- [DO THIS]: Copy the data exactly; pictures stay out of the copy.

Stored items
***

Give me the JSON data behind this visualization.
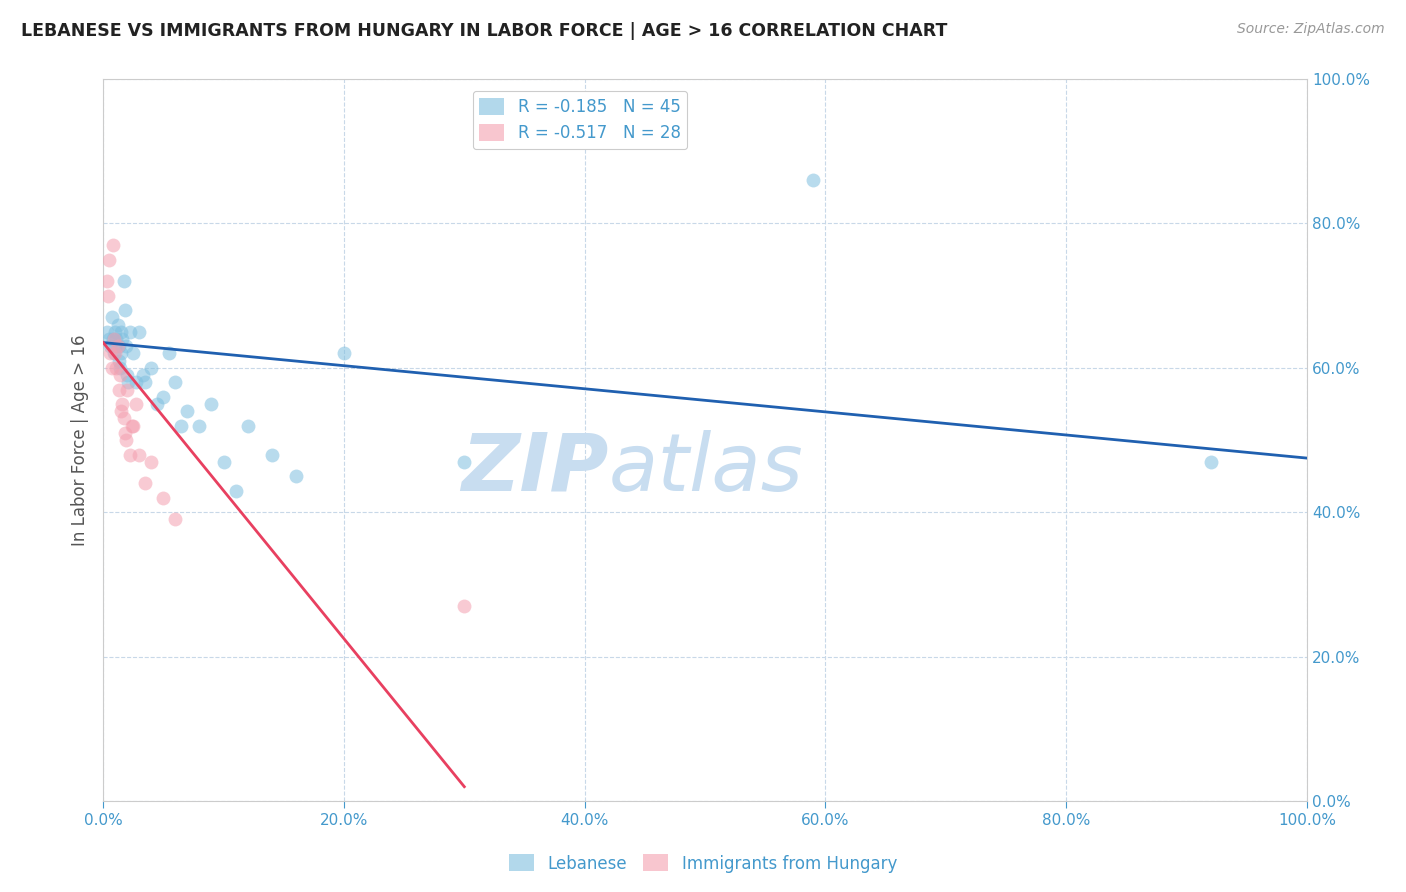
{
  "title": "LEBANESE VS IMMIGRANTS FROM HUNGARY IN LABOR FORCE | AGE > 16 CORRELATION CHART",
  "source": "Source: ZipAtlas.com",
  "ylabel": "In Labor Force | Age > 16",
  "xlim": [
    0.0,
    1.0
  ],
  "ylim": [
    0.0,
    1.0
  ],
  "xticks": [
    0.0,
    0.2,
    0.4,
    0.6,
    0.8,
    1.0
  ],
  "yticks": [
    0.0,
    0.2,
    0.4,
    0.6,
    0.8,
    1.0
  ],
  "xticklabels": [
    "0.0%",
    "20.0%",
    "40.0%",
    "60.0%",
    "80.0%",
    "100.0%"
  ],
  "yticklabels": [
    "0.0%",
    "20.0%",
    "40.0%",
    "60.0%",
    "80.0%",
    "100.0%"
  ],
  "background_color": "#ffffff",
  "grid_color": "#c8d8e8",
  "watermark_zip": "ZIP",
  "watermark_atlas": "atlas",
  "watermark_color": "#c8ddf0",
  "blue_color": "#7fbfdf",
  "pink_color": "#f4a0b0",
  "blue_line_color": "#2060b0",
  "pink_line_color": "#e84060",
  "tick_color": "#4499cc",
  "legend_r1": "R = -0.185",
  "legend_n1": "N = 45",
  "legend_r2": "R = -0.517",
  "legend_n2": "N = 28",
  "blue_scatter_x": [
    0.003,
    0.005,
    0.006,
    0.007,
    0.008,
    0.009,
    0.01,
    0.01,
    0.011,
    0.012,
    0.013,
    0.013,
    0.014,
    0.015,
    0.015,
    0.016,
    0.017,
    0.018,
    0.019,
    0.02,
    0.021,
    0.022,
    0.025,
    0.027,
    0.03,
    0.033,
    0.035,
    0.04,
    0.045,
    0.05,
    0.055,
    0.06,
    0.065,
    0.07,
    0.08,
    0.09,
    0.1,
    0.11,
    0.12,
    0.14,
    0.16,
    0.2,
    0.3,
    0.59,
    0.92
  ],
  "blue_scatter_y": [
    0.65,
    0.64,
    0.63,
    0.67,
    0.64,
    0.62,
    0.63,
    0.65,
    0.64,
    0.66,
    0.63,
    0.61,
    0.6,
    0.65,
    0.62,
    0.64,
    0.72,
    0.68,
    0.63,
    0.59,
    0.58,
    0.65,
    0.62,
    0.58,
    0.65,
    0.59,
    0.58,
    0.6,
    0.55,
    0.56,
    0.62,
    0.58,
    0.52,
    0.54,
    0.52,
    0.55,
    0.47,
    0.43,
    0.52,
    0.48,
    0.45,
    0.62,
    0.47,
    0.86,
    0.47
  ],
  "pink_scatter_x": [
    0.003,
    0.004,
    0.005,
    0.006,
    0.007,
    0.008,
    0.009,
    0.01,
    0.011,
    0.012,
    0.013,
    0.014,
    0.015,
    0.016,
    0.017,
    0.018,
    0.019,
    0.02,
    0.022,
    0.024,
    0.025,
    0.027,
    0.03,
    0.035,
    0.04,
    0.05,
    0.06,
    0.3
  ],
  "pink_scatter_y": [
    0.72,
    0.7,
    0.75,
    0.62,
    0.6,
    0.77,
    0.64,
    0.62,
    0.6,
    0.63,
    0.57,
    0.59,
    0.54,
    0.55,
    0.53,
    0.51,
    0.5,
    0.57,
    0.48,
    0.52,
    0.52,
    0.55,
    0.48,
    0.44,
    0.47,
    0.42,
    0.39,
    0.27
  ],
  "blue_line_x": [
    0.0,
    1.0
  ],
  "blue_line_y_start": 0.635,
  "blue_line_y_end": 0.475,
  "pink_line_x_start": 0.0,
  "pink_line_x_end": 0.3,
  "pink_line_y_start": 0.635,
  "pink_line_y_end": 0.02
}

***

- [FINISHED EXERCISE]:
Give me the JSON data behind this visualization.
{
  "title": "LEBANESE VS IMMIGRANTS FROM HUNGARY IN LABOR FORCE | AGE > 16 CORRELATION CHART",
  "source": "Source: ZipAtlas.com",
  "ylabel": "In Labor Force | Age > 16",
  "xlim": [
    0.0,
    1.0
  ],
  "ylim": [
    0.0,
    1.0
  ],
  "xticks": [
    0.0,
    0.2,
    0.4,
    0.6,
    0.8,
    1.0
  ],
  "yticks": [
    0.0,
    0.2,
    0.4,
    0.6,
    0.8,
    1.0
  ],
  "xticklabels": [
    "0.0%",
    "20.0%",
    "40.0%",
    "60.0%",
    "80.0%",
    "100.0%"
  ],
  "yticklabels": [
    "0.0%",
    "20.0%",
    "40.0%",
    "60.0%",
    "80.0%",
    "100.0%"
  ],
  "background_color": "#ffffff",
  "grid_color": "#c8d8e8",
  "watermark_zip": "ZIP",
  "watermark_atlas": "atlas",
  "watermark_color": "#c8ddf0",
  "blue_color": "#7fbfdf",
  "pink_color": "#f4a0b0",
  "blue_line_color": "#2060b0",
  "pink_line_color": "#e84060",
  "tick_color": "#4499cc",
  "legend_r1": "R = -0.185",
  "legend_n1": "N = 45",
  "legend_r2": "R = -0.517",
  "legend_n2": "N = 28",
  "blue_scatter_x": [
    0.003,
    0.005,
    0.006,
    0.007,
    0.008,
    0.009,
    0.01,
    0.01,
    0.011,
    0.012,
    0.013,
    0.013,
    0.014,
    0.015,
    0.015,
    0.016,
    0.017,
    0.018,
    0.019,
    0.02,
    0.021,
    0.022,
    0.025,
    0.027,
    0.03,
    0.033,
    0.035,
    0.04,
    0.045,
    0.05,
    0.055,
    0.06,
    0.065,
    0.07,
    0.08,
    0.09,
    0.1,
    0.11,
    0.12,
    0.14,
    0.16,
    0.2,
    0.3,
    0.59,
    0.92
  ],
  "blue_scatter_y": [
    0.65,
    0.64,
    0.63,
    0.67,
    0.64,
    0.62,
    0.63,
    0.65,
    0.64,
    0.66,
    0.63,
    0.61,
    0.6,
    0.65,
    0.62,
    0.64,
    0.72,
    0.68,
    0.63,
    0.59,
    0.58,
    0.65,
    0.62,
    0.58,
    0.65,
    0.59,
    0.58,
    0.6,
    0.55,
    0.56,
    0.62,
    0.58,
    0.52,
    0.54,
    0.52,
    0.55,
    0.47,
    0.43,
    0.52,
    0.48,
    0.45,
    0.62,
    0.47,
    0.86,
    0.47
  ],
  "pink_scatter_x": [
    0.003,
    0.004,
    0.005,
    0.006,
    0.007,
    0.008,
    0.009,
    0.01,
    0.011,
    0.012,
    0.013,
    0.014,
    0.015,
    0.016,
    0.017,
    0.018,
    0.019,
    0.02,
    0.022,
    0.024,
    0.025,
    0.027,
    0.03,
    0.035,
    0.04,
    0.05,
    0.06,
    0.3
  ],
  "pink_scatter_y": [
    0.72,
    0.7,
    0.75,
    0.62,
    0.6,
    0.77,
    0.64,
    0.62,
    0.6,
    0.63,
    0.57,
    0.59,
    0.54,
    0.55,
    0.53,
    0.51,
    0.5,
    0.57,
    0.48,
    0.52,
    0.52,
    0.55,
    0.48,
    0.44,
    0.47,
    0.42,
    0.39,
    0.27
  ],
  "blue_line_x": [
    0.0,
    1.0
  ],
  "blue_line_y_start": 0.635,
  "blue_line_y_end": 0.475,
  "pink_line_x_start": 0.0,
  "pink_line_x_end": 0.3,
  "pink_line_y_start": 0.635,
  "pink_line_y_end": 0.02
}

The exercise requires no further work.